# Information given
□ □ □ □ □ □ □

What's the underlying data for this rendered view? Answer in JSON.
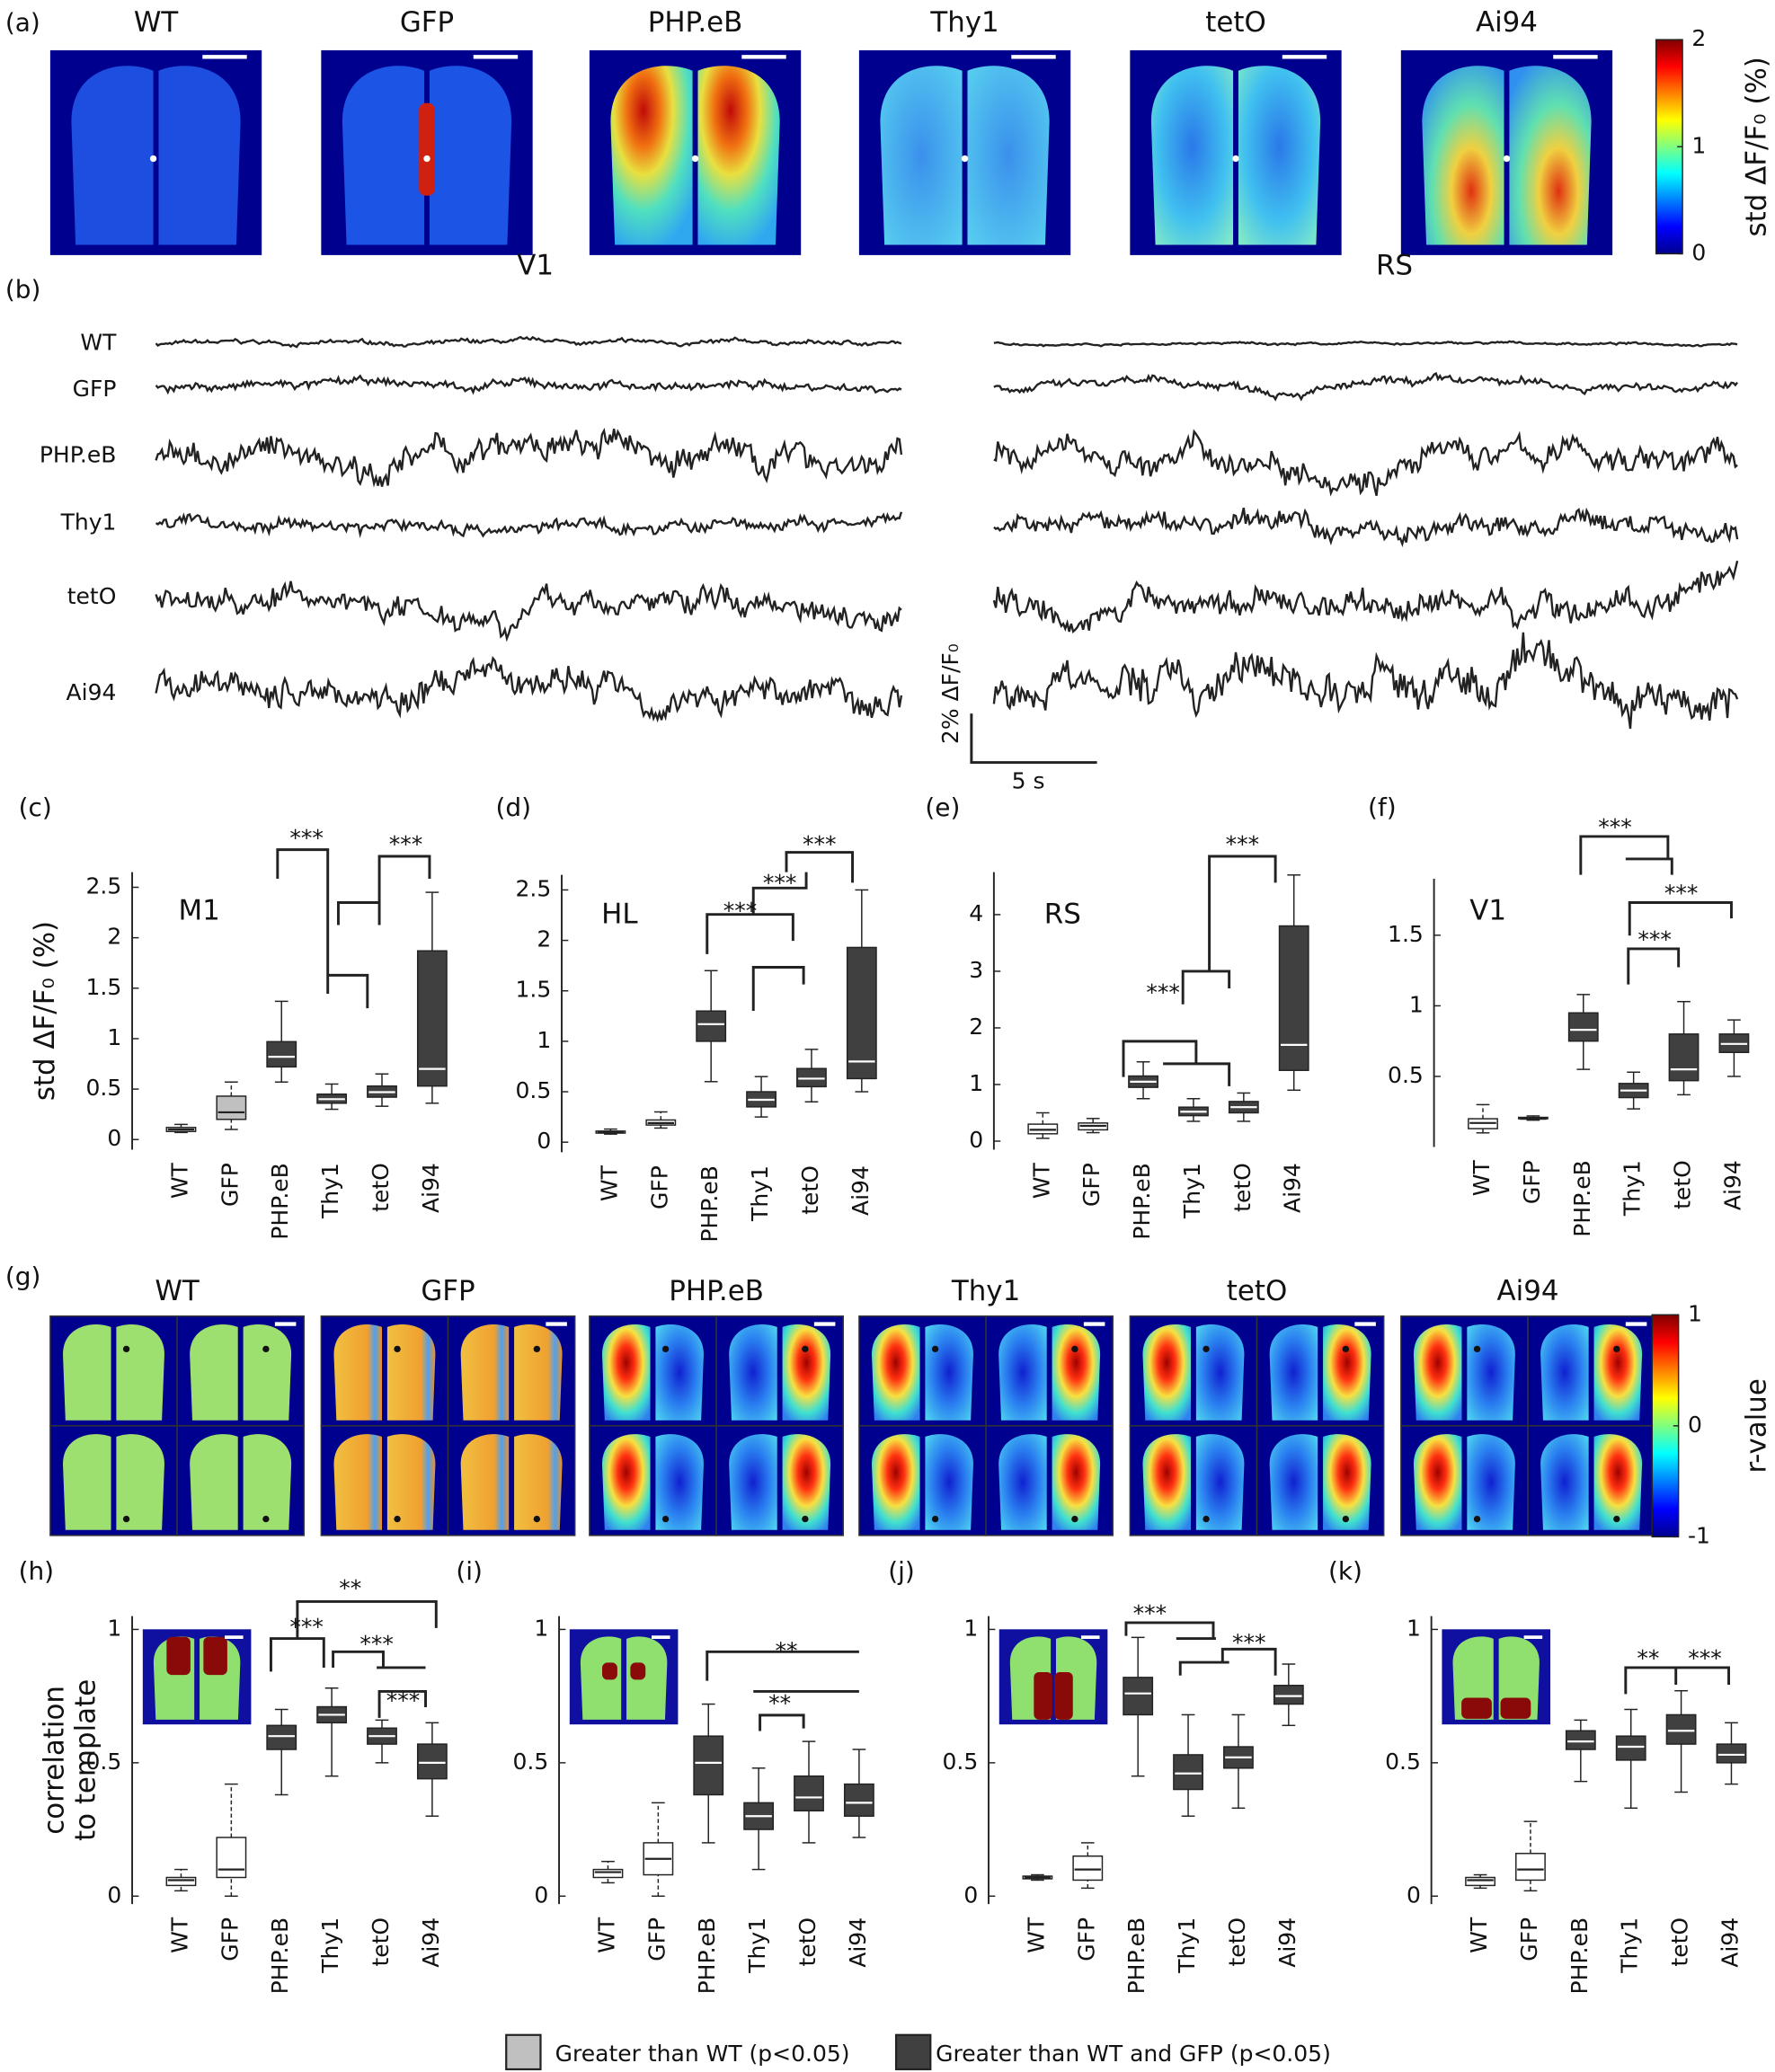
{
  "figure": {
    "panel_labels": [
      "(a)",
      "(b)",
      "(g)"
    ],
    "maps_a": {
      "titles": [
        "WT",
        "GFP",
        "PHP.eB",
        "Thy1",
        "tetO",
        "Ai94"
      ]
    },
    "colorbar_a": {
      "clim": [
        0,
        2
      ],
      "ticks": [
        0,
        1,
        2
      ],
      "label": "std ΔF/F₀ (%)"
    },
    "traces": {
      "regions": [
        "V1",
        "RS"
      ],
      "names": [
        "WT",
        "GFP",
        "PHP.eB",
        "Thy1",
        "tetO",
        "Ai94"
      ],
      "scale_y": "2% ΔF/F₀",
      "scale_x": "5 s"
    },
    "maps_g": {
      "titles": [
        "WT",
        "GFP",
        "PHP.eB",
        "Thy1",
        "tetO",
        "Ai94"
      ]
    },
    "colorbar_g": {
      "clim": [
        -1,
        1
      ],
      "ticks": [
        -1,
        0,
        1
      ],
      "label": "r-value"
    },
    "legend": [
      {
        "label": "Greater than WT (p<0.05)",
        "color": "#c0c0c0"
      },
      {
        "label": "Greater than WT and GFP (p<0.05)",
        "color": "#404040"
      }
    ]
  },
  "chart_data": [
    {
      "type": "box",
      "panel_label": "(c)",
      "label": "M1",
      "ylabel": [
        "std ΔF/F₀ (%)"
      ],
      "ylim": [
        -0.1,
        2.65
      ],
      "yticks": [
        0,
        0.5,
        1,
        1.5,
        2,
        2.5
      ],
      "categories": [
        "WT",
        "GFP",
        "PHP.eB",
        "Thy1",
        "tetO",
        "Ai94"
      ],
      "colors": [
        "#ffffff",
        "#c0c0c0",
        "#404040",
        "#404040",
        "#404040",
        "#404040"
      ],
      "low": [
        0.07,
        0.1,
        0.57,
        0.3,
        0.33,
        0.36
      ],
      "q1": [
        0.08,
        0.2,
        0.72,
        0.36,
        0.42,
        0.53
      ],
      "median": [
        0.1,
        0.27,
        0.82,
        0.4,
        0.47,
        0.7
      ],
      "q3": [
        0.12,
        0.43,
        0.97,
        0.45,
        0.53,
        1.87
      ],
      "high": [
        0.15,
        0.57,
        1.37,
        0.55,
        0.65,
        2.45
      ],
      "annotations": [
        "***",
        "***"
      ]
    },
    {
      "type": "box",
      "panel_label": "(d)",
      "label": "HL",
      "ylim": [
        -0.1,
        2.65
      ],
      "yticks": [
        0,
        0.5,
        1,
        1.5,
        2,
        2.5
      ],
      "categories": [
        "WT",
        "GFP",
        "PHP.eB",
        "Thy1",
        "tetO",
        "Ai94"
      ],
      "colors": [
        "#ffffff",
        "#ffffff",
        "#404040",
        "#404040",
        "#404040",
        "#404040"
      ],
      "low": [
        0.08,
        0.14,
        0.6,
        0.25,
        0.4,
        0.5
      ],
      "q1": [
        0.09,
        0.17,
        1.0,
        0.35,
        0.55,
        0.63
      ],
      "median": [
        0.1,
        0.19,
        1.17,
        0.42,
        0.63,
        0.8
      ],
      "q3": [
        0.11,
        0.22,
        1.3,
        0.5,
        0.73,
        1.93
      ],
      "high": [
        0.13,
        0.3,
        1.7,
        0.65,
        0.92,
        2.5
      ],
      "annotations": [
        "***",
        "***",
        "***"
      ]
    },
    {
      "type": "box",
      "panel_label": "(e)",
      "label": "RS",
      "ylim": [
        -0.15,
        4.75
      ],
      "yticks": [
        0,
        1,
        2,
        3,
        4
      ],
      "categories": [
        "WT",
        "GFP",
        "PHP.eB",
        "Thy1",
        "tetO",
        "Ai94"
      ],
      "colors": [
        "#ffffff",
        "#ffffff",
        "#404040",
        "#404040",
        "#404040",
        "#404040"
      ],
      "low": [
        0.05,
        0.15,
        0.75,
        0.35,
        0.35,
        0.9
      ],
      "q1": [
        0.13,
        0.2,
        0.95,
        0.45,
        0.5,
        1.25
      ],
      "median": [
        0.2,
        0.27,
        1.05,
        0.52,
        0.6,
        1.7
      ],
      "q3": [
        0.3,
        0.32,
        1.15,
        0.6,
        0.7,
        3.8
      ],
      "high": [
        0.5,
        0.4,
        1.4,
        0.75,
        0.85,
        4.7
      ],
      "annotations": [
        "***",
        "***"
      ]
    },
    {
      "type": "box",
      "panel_label": "(f)",
      "label": "V1",
      "ylim": [
        0,
        1.9
      ],
      "yticks": [
        0.5,
        1,
        1.5
      ],
      "categories": [
        "WT",
        "GFP",
        "PHP.eB",
        "Thy1",
        "tetO",
        "Ai94"
      ],
      "colors": [
        "#ffffff",
        "#ffffff",
        "#404040",
        "#404040",
        "#404040",
        "#404040"
      ],
      "low": [
        0.1,
        0.19,
        0.55,
        0.27,
        0.37,
        0.5
      ],
      "q1": [
        0.13,
        0.2,
        0.75,
        0.35,
        0.47,
        0.67
      ],
      "median": [
        0.17,
        0.2,
        0.83,
        0.4,
        0.55,
        0.73
      ],
      "q3": [
        0.2,
        0.21,
        0.95,
        0.45,
        0.8,
        0.8
      ],
      "high": [
        0.3,
        0.22,
        1.08,
        0.53,
        1.03,
        0.9
      ],
      "annotations": [
        "***",
        "***",
        "***"
      ]
    },
    {
      "type": "box",
      "panel_label": "(h)",
      "ylabel": [
        "correlation",
        "to template"
      ],
      "ylim": [
        -0.03,
        1.05
      ],
      "yticks": [
        0,
        0.5,
        1
      ],
      "categories": [
        "WT",
        "GFP",
        "PHP.eB",
        "Thy1",
        "tetO",
        "Ai94"
      ],
      "colors": [
        "#ffffff",
        "#ffffff",
        "#404040",
        "#404040",
        "#404040",
        "#404040"
      ],
      "low": [
        0.02,
        0,
        0.38,
        0.45,
        0.5,
        0.3
      ],
      "q1": [
        0.04,
        0.07,
        0.55,
        0.65,
        0.57,
        0.44
      ],
      "median": [
        0.06,
        0.1,
        0.6,
        0.68,
        0.6,
        0.5
      ],
      "q3": [
        0.07,
        0.22,
        0.64,
        0.71,
        0.63,
        0.57
      ],
      "high": [
        0.1,
        0.42,
        0.7,
        0.78,
        0.66,
        0.65
      ],
      "annotations": [
        "**",
        "***",
        "***",
        "***"
      ]
    },
    {
      "type": "box",
      "panel_label": "(i)",
      "ylim": [
        -0.03,
        1.05
      ],
      "yticks": [
        0,
        0.5,
        1
      ],
      "categories": [
        "WT",
        "GFP",
        "PHP.eB",
        "Thy1",
        "tetO",
        "Ai94"
      ],
      "colors": [
        "#ffffff",
        "#ffffff",
        "#404040",
        "#404040",
        "#404040",
        "#404040"
      ],
      "low": [
        0.05,
        0,
        0.2,
        0.1,
        0.2,
        0.22
      ],
      "q1": [
        0.07,
        0.08,
        0.38,
        0.25,
        0.32,
        0.3
      ],
      "median": [
        0.09,
        0.14,
        0.5,
        0.3,
        0.37,
        0.35
      ],
      "q3": [
        0.1,
        0.2,
        0.6,
        0.35,
        0.45,
        0.42
      ],
      "high": [
        0.13,
        0.35,
        0.72,
        0.48,
        0.58,
        0.55
      ],
      "annotations": [
        "**",
        "**"
      ]
    },
    {
      "type": "box",
      "panel_label": "(j)",
      "ylim": [
        -0.03,
        1.05
      ],
      "yticks": [
        0,
        0.5,
        1
      ],
      "categories": [
        "WT",
        "GFP",
        "PHP.eB",
        "Thy1",
        "tetO",
        "Ai94"
      ],
      "colors": [
        "#ffffff",
        "#ffffff",
        "#404040",
        "#404040",
        "#404040",
        "#404040"
      ],
      "low": [
        0.06,
        0.03,
        0.45,
        0.3,
        0.33,
        0.64
      ],
      "q1": [
        0.065,
        0.06,
        0.68,
        0.4,
        0.48,
        0.72
      ],
      "median": [
        0.07,
        0.1,
        0.76,
        0.46,
        0.52,
        0.75
      ],
      "q3": [
        0.075,
        0.15,
        0.82,
        0.53,
        0.56,
        0.79
      ],
      "high": [
        0.08,
        0.2,
        0.97,
        0.68,
        0.68,
        0.87
      ],
      "annotations": [
        "***",
        "***"
      ]
    },
    {
      "type": "box",
      "panel_label": "(k)",
      "ylim": [
        -0.03,
        1.05
      ],
      "yticks": [
        0,
        0.5,
        1
      ],
      "categories": [
        "WT",
        "GFP",
        "PHP.eB",
        "Thy1",
        "tetO",
        "Ai94"
      ],
      "colors": [
        "#ffffff",
        "#ffffff",
        "#404040",
        "#404040",
        "#404040",
        "#404040"
      ],
      "low": [
        0.03,
        0.02,
        0.43,
        0.33,
        0.39,
        0.42
      ],
      "q1": [
        0.04,
        0.06,
        0.55,
        0.51,
        0.57,
        0.5
      ],
      "median": [
        0.06,
        0.1,
        0.58,
        0.56,
        0.62,
        0.53
      ],
      "q3": [
        0.07,
        0.16,
        0.62,
        0.6,
        0.68,
        0.57
      ],
      "high": [
        0.08,
        0.28,
        0.66,
        0.7,
        0.77,
        0.65
      ],
      "annotations": [
        "**",
        "***"
      ]
    }
  ]
}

□ □ □ □ □ □ □

# Written problem
Scan the entries above for the word "than" and collect each line holding it.

# Worked answer
        "label": "Greater than WT (p<0.05)",
        "label": "Greater than WT and GFP (p<0.05)",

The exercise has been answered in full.